[Dataset items]
________

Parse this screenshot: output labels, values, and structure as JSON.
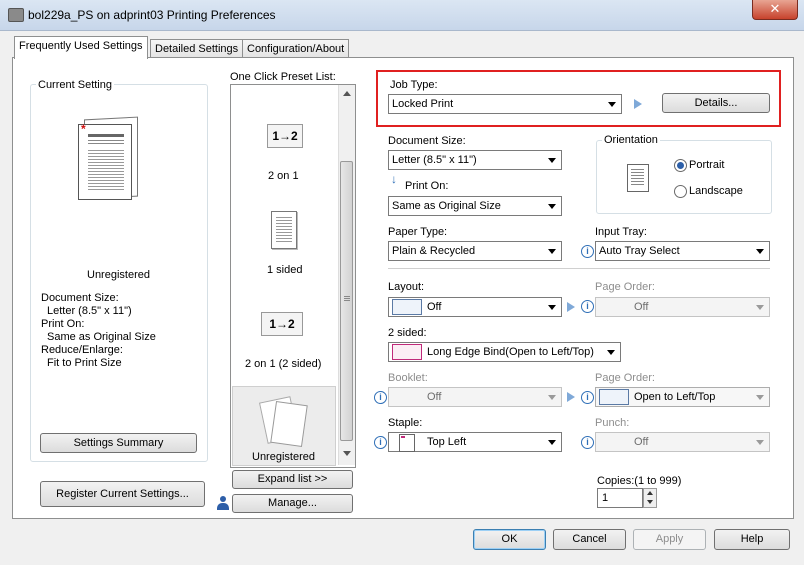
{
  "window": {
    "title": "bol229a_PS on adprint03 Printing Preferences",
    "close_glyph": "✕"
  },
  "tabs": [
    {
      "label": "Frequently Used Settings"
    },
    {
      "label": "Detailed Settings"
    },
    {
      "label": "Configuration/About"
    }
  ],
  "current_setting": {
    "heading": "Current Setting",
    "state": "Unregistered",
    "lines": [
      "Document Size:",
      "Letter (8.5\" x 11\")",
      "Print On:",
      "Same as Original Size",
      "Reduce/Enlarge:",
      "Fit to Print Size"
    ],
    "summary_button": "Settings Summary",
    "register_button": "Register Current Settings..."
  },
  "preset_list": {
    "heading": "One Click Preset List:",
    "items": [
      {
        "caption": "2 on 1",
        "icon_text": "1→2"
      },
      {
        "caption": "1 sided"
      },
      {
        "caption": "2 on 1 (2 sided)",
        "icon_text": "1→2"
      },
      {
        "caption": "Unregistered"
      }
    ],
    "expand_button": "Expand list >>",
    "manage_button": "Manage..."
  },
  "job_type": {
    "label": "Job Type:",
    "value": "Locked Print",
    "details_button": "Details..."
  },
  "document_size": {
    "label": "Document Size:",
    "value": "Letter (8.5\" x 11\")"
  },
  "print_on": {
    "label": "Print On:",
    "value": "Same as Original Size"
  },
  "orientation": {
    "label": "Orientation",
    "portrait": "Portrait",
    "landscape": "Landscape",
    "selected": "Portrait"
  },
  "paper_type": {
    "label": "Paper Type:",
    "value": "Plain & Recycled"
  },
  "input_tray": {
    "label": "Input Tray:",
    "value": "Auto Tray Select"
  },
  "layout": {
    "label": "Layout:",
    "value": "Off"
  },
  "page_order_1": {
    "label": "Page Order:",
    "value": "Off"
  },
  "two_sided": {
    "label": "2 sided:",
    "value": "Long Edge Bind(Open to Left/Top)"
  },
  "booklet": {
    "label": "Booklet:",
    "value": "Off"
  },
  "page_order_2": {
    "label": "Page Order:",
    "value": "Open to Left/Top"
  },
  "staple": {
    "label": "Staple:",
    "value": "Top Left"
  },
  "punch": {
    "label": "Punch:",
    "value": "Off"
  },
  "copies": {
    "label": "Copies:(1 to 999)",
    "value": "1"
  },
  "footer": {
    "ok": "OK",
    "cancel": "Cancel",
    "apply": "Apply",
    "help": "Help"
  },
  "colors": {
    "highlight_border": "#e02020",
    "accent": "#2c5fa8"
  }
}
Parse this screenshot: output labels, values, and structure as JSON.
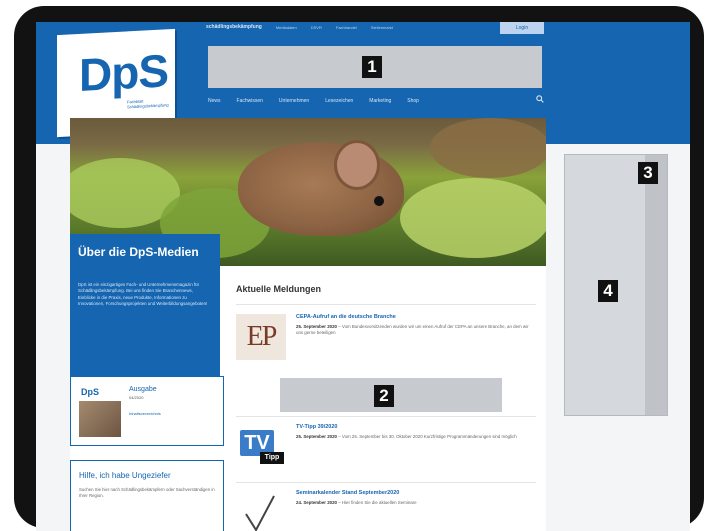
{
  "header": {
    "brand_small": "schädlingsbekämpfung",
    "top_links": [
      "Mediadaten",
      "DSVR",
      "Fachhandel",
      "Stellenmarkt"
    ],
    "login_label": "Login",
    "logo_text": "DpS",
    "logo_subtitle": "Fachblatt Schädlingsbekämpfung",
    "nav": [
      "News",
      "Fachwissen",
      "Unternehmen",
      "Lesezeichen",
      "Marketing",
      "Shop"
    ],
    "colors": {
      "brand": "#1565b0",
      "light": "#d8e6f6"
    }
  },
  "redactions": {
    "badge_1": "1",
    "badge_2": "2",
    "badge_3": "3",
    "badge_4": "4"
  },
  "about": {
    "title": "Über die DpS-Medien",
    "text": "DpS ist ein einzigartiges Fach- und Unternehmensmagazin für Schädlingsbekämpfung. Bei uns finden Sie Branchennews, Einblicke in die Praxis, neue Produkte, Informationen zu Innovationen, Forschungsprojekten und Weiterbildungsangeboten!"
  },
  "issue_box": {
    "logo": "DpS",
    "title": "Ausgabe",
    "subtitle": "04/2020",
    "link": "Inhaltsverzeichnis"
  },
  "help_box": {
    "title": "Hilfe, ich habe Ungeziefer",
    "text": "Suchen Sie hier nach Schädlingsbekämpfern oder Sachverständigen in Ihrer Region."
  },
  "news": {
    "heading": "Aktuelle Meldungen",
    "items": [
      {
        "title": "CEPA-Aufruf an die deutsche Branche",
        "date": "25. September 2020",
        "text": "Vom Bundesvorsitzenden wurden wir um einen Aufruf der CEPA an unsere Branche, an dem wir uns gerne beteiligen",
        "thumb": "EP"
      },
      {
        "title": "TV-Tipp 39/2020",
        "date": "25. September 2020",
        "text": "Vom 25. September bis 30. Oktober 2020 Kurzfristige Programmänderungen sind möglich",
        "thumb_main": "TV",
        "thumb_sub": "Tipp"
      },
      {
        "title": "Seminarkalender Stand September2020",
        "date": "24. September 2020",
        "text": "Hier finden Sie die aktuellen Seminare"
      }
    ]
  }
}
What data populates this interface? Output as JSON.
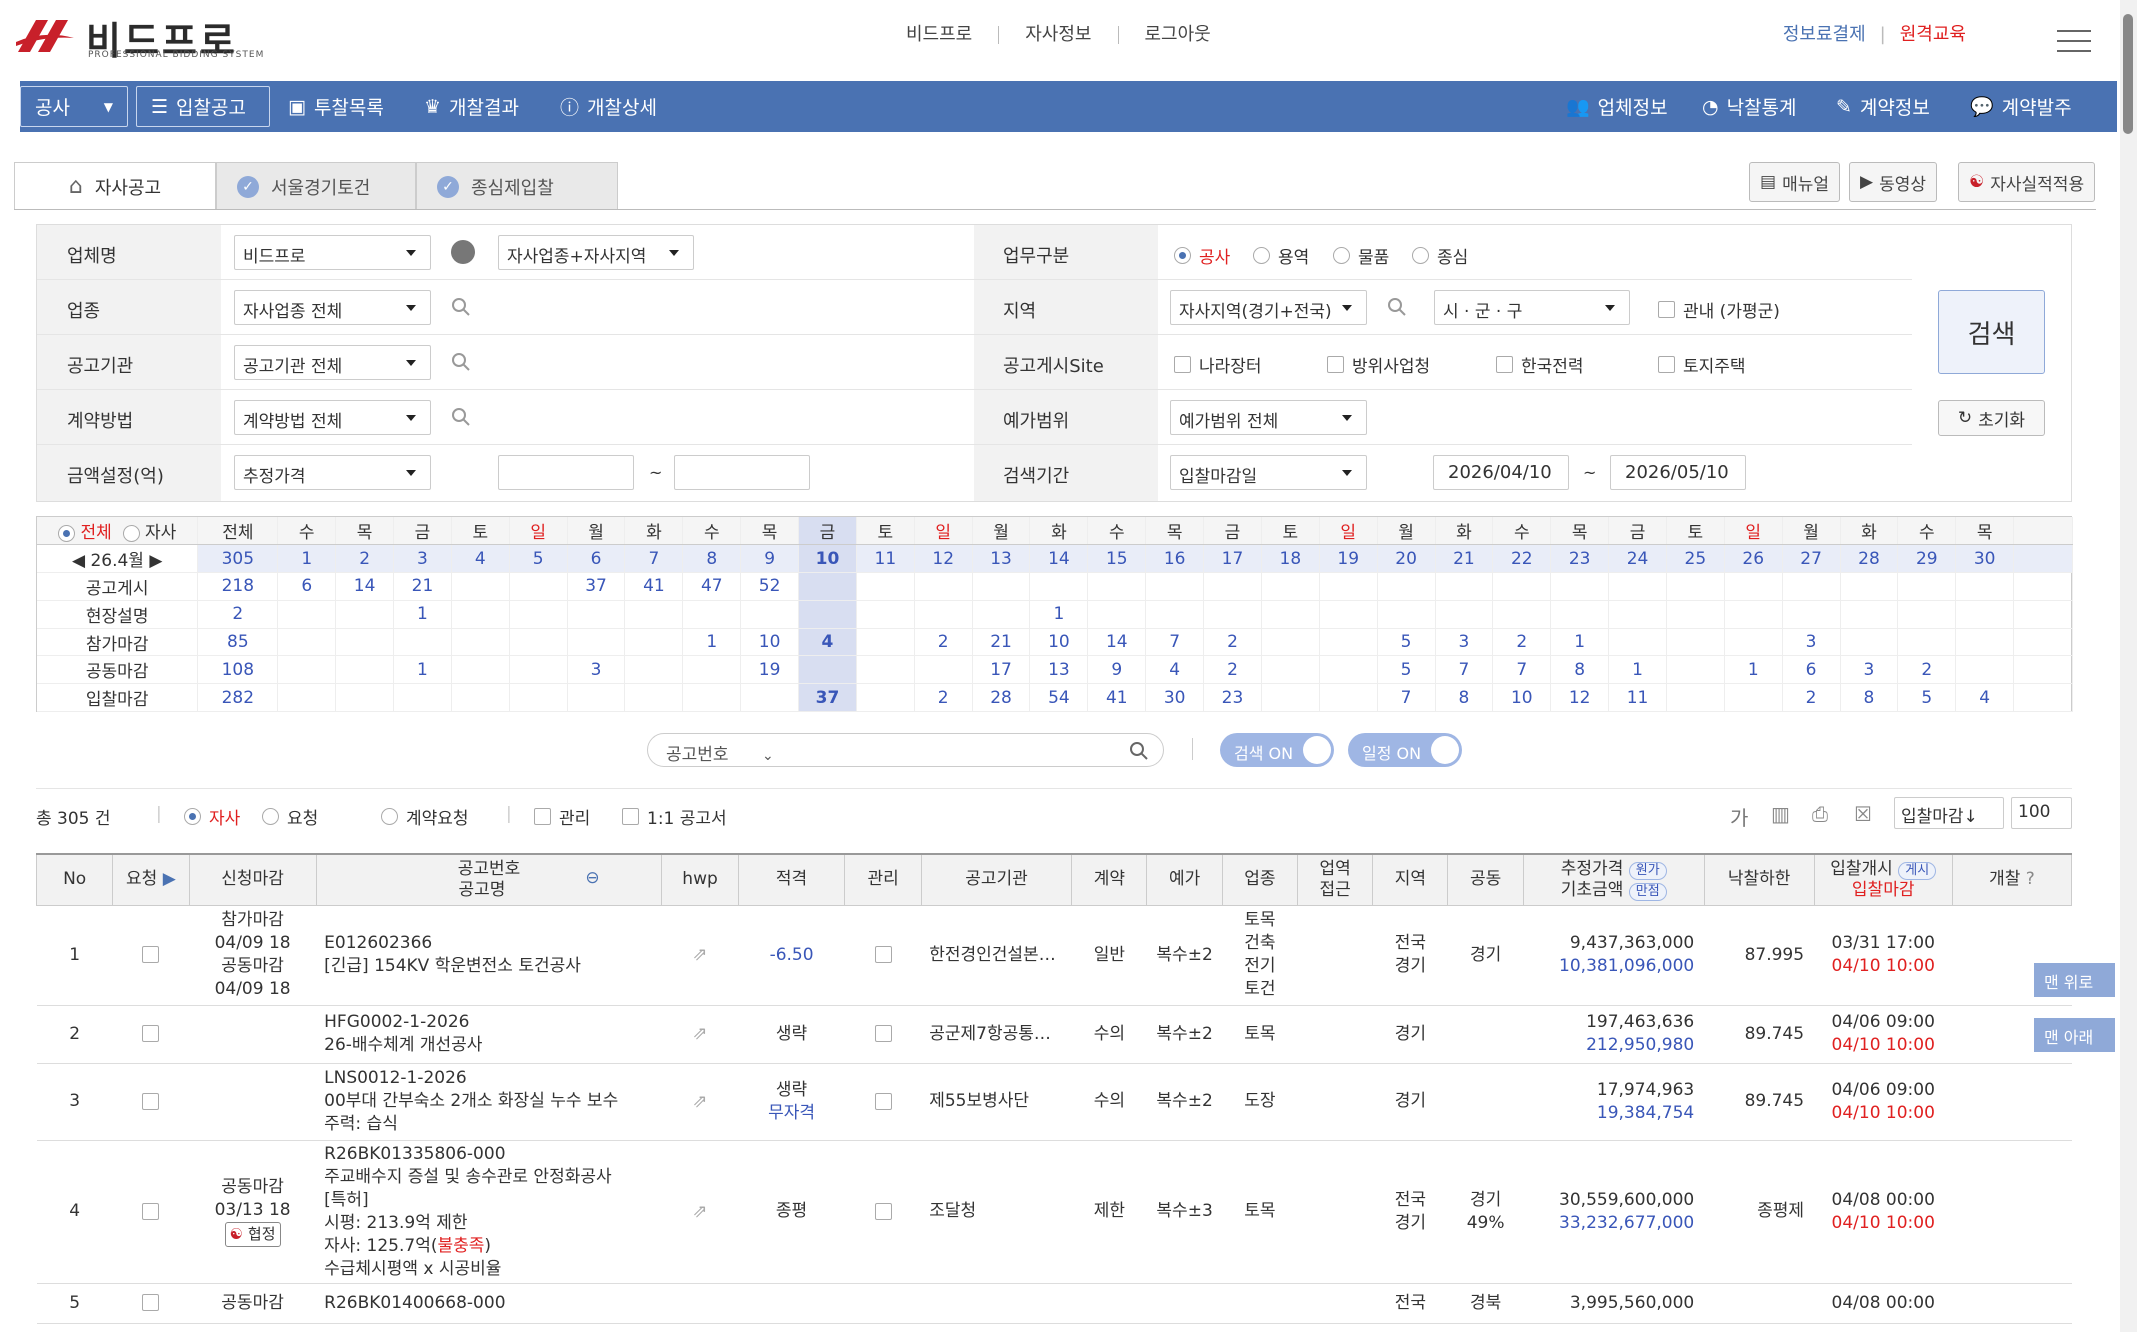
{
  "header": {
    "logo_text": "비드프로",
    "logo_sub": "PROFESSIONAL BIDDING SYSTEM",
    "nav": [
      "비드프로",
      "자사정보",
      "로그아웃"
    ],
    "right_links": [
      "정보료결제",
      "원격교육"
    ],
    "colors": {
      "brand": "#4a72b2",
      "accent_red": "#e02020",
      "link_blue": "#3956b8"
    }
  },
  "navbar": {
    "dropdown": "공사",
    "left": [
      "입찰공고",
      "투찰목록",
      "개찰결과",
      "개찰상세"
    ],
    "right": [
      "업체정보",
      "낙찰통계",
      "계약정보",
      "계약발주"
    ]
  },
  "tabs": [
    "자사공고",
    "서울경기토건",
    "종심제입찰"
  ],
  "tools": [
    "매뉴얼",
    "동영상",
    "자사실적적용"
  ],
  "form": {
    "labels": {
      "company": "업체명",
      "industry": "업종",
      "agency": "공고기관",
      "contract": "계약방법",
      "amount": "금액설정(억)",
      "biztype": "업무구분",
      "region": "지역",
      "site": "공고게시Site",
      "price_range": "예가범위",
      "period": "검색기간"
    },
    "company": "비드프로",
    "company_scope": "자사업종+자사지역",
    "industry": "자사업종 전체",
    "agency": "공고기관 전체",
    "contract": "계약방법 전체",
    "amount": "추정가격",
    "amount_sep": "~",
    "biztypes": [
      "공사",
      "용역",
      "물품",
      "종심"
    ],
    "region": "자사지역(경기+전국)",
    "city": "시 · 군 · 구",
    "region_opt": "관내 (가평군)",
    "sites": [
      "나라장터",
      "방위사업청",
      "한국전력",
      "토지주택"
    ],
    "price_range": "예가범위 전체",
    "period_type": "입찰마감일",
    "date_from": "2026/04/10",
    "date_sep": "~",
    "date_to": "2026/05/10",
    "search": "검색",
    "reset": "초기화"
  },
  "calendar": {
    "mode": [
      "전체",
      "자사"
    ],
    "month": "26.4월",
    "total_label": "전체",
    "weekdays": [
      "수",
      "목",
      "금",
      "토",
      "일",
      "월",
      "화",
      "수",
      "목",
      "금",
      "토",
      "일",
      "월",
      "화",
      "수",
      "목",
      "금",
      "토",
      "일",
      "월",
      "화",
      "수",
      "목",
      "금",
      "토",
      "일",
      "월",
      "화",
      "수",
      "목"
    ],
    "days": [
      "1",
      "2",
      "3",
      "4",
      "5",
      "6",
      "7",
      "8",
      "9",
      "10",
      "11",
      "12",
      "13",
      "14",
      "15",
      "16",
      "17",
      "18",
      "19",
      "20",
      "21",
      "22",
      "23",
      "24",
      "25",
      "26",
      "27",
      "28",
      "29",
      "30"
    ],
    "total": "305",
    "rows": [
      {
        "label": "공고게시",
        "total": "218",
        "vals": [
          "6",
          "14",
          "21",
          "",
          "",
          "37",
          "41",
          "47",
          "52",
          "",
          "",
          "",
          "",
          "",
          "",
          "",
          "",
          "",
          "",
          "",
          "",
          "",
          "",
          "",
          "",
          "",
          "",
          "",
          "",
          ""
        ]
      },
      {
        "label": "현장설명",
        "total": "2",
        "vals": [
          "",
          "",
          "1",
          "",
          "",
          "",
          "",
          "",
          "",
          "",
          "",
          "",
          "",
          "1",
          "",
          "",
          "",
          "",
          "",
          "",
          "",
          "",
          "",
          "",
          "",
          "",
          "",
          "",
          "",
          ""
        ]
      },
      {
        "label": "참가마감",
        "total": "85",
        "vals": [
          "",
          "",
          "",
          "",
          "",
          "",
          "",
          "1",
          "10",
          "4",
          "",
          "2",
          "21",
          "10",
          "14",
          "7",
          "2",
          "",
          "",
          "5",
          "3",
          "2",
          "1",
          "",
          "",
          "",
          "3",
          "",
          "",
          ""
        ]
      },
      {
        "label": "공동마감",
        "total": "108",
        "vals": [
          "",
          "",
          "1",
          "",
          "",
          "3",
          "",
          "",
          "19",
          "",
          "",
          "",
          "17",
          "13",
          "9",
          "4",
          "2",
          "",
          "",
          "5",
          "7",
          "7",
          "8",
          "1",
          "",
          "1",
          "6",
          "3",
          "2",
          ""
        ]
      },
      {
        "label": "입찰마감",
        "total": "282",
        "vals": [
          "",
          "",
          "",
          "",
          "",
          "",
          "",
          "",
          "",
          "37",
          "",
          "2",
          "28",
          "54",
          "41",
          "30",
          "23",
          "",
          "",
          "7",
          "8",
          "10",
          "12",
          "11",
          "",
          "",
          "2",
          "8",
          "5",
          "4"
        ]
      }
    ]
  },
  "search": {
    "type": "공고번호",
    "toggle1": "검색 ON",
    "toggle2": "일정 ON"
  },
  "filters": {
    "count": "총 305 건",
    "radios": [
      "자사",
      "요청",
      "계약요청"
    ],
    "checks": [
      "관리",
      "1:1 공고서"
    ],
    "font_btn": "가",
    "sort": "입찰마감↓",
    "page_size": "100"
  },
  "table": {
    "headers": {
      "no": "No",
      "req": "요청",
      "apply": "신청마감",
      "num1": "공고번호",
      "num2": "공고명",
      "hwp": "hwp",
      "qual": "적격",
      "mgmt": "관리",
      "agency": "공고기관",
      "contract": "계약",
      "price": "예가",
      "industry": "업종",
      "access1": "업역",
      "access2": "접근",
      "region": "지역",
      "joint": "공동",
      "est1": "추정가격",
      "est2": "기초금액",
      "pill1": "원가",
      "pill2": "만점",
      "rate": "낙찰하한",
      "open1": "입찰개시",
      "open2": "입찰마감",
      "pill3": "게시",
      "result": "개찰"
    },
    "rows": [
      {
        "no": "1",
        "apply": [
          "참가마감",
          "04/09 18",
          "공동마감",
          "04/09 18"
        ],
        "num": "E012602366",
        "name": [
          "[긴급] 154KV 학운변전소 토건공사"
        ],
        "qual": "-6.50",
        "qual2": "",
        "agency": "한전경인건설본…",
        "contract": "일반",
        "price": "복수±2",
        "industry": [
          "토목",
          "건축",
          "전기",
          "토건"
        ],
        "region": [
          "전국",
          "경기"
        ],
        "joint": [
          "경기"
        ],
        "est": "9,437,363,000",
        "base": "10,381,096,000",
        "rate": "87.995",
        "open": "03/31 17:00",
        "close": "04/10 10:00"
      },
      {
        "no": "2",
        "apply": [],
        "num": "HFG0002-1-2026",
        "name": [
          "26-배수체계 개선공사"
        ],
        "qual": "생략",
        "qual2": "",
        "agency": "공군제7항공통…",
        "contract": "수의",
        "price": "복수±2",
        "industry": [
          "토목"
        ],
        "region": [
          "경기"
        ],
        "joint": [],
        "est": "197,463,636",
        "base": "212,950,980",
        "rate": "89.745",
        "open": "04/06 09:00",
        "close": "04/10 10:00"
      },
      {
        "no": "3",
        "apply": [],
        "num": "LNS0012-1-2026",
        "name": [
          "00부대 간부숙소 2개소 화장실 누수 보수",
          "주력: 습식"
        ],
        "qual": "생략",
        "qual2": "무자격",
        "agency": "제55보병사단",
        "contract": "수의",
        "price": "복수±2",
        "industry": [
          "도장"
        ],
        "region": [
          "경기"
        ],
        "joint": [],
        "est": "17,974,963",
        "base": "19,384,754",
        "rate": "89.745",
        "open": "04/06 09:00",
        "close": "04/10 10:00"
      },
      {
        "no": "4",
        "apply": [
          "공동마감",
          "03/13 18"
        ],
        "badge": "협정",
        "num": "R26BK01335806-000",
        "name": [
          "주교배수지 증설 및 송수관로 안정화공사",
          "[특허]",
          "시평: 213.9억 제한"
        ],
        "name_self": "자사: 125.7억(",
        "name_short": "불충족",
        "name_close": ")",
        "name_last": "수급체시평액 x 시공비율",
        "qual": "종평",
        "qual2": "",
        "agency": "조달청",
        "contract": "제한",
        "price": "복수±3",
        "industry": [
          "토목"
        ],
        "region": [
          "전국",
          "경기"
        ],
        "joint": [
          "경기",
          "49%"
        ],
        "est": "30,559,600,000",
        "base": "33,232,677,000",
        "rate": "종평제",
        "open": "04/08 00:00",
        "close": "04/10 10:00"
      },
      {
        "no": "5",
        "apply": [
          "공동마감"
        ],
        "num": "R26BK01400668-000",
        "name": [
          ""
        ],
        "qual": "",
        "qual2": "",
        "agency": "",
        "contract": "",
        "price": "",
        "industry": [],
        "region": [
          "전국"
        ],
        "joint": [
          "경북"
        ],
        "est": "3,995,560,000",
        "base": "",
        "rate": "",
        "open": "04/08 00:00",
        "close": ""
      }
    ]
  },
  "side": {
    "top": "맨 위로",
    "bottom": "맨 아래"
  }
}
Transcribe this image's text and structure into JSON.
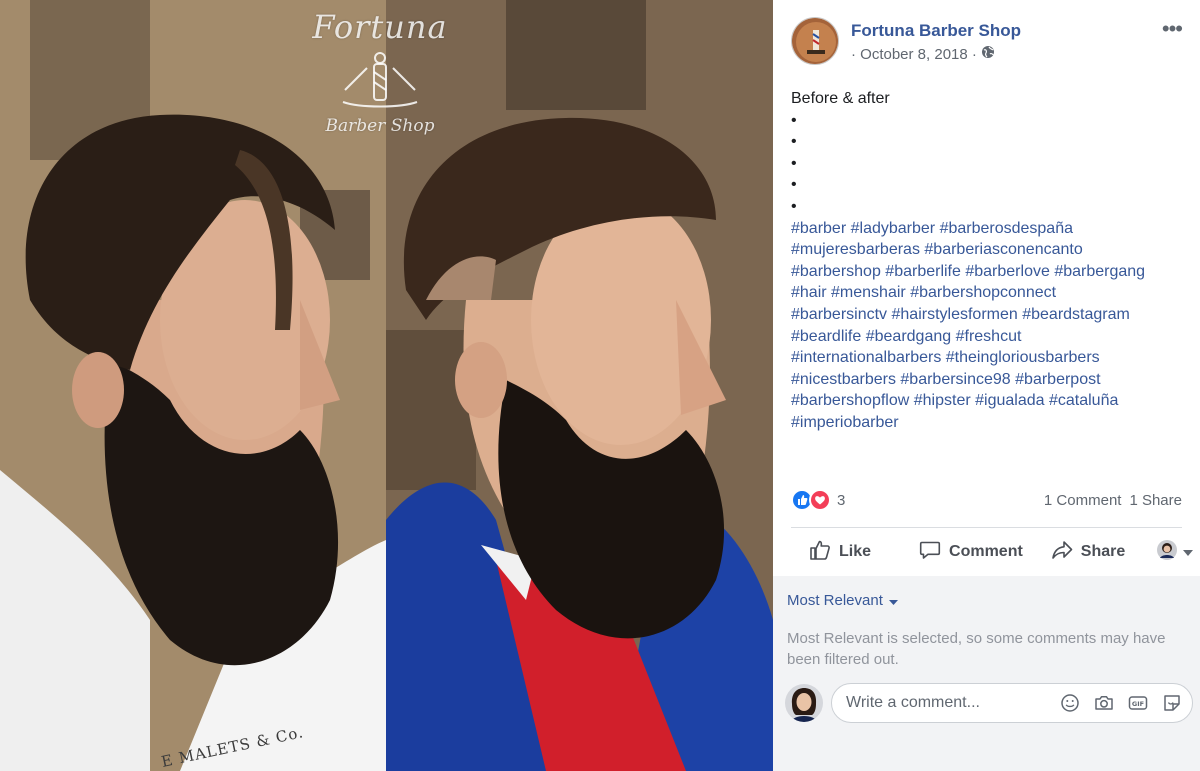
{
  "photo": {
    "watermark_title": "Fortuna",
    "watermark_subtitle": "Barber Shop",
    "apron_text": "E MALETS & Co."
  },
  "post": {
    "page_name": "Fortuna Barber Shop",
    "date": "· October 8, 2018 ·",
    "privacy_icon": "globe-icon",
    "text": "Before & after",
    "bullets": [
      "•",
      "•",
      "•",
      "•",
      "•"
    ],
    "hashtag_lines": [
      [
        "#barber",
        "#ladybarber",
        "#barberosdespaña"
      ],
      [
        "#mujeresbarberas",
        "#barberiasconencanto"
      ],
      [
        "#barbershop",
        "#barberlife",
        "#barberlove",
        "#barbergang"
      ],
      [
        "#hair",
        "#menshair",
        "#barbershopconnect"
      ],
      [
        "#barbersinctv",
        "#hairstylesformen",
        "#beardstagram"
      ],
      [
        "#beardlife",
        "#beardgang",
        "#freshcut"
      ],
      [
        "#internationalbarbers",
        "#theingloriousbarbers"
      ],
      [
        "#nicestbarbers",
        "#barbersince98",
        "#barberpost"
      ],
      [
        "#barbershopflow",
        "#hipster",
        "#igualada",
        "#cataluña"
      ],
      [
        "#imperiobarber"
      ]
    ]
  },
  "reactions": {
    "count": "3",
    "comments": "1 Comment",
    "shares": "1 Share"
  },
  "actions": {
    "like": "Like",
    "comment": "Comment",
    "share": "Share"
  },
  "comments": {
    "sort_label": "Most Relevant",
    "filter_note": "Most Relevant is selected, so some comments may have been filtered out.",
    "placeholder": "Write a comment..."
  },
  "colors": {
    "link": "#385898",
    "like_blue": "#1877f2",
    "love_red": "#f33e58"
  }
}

________

## Your task
Look through the data and show every line containing "comments".

## Exercise solution
    "comments": "1 Comment",
  "comments": {
    "filter_note": "Most Relevant is selected, so some comments may have been filtered out.",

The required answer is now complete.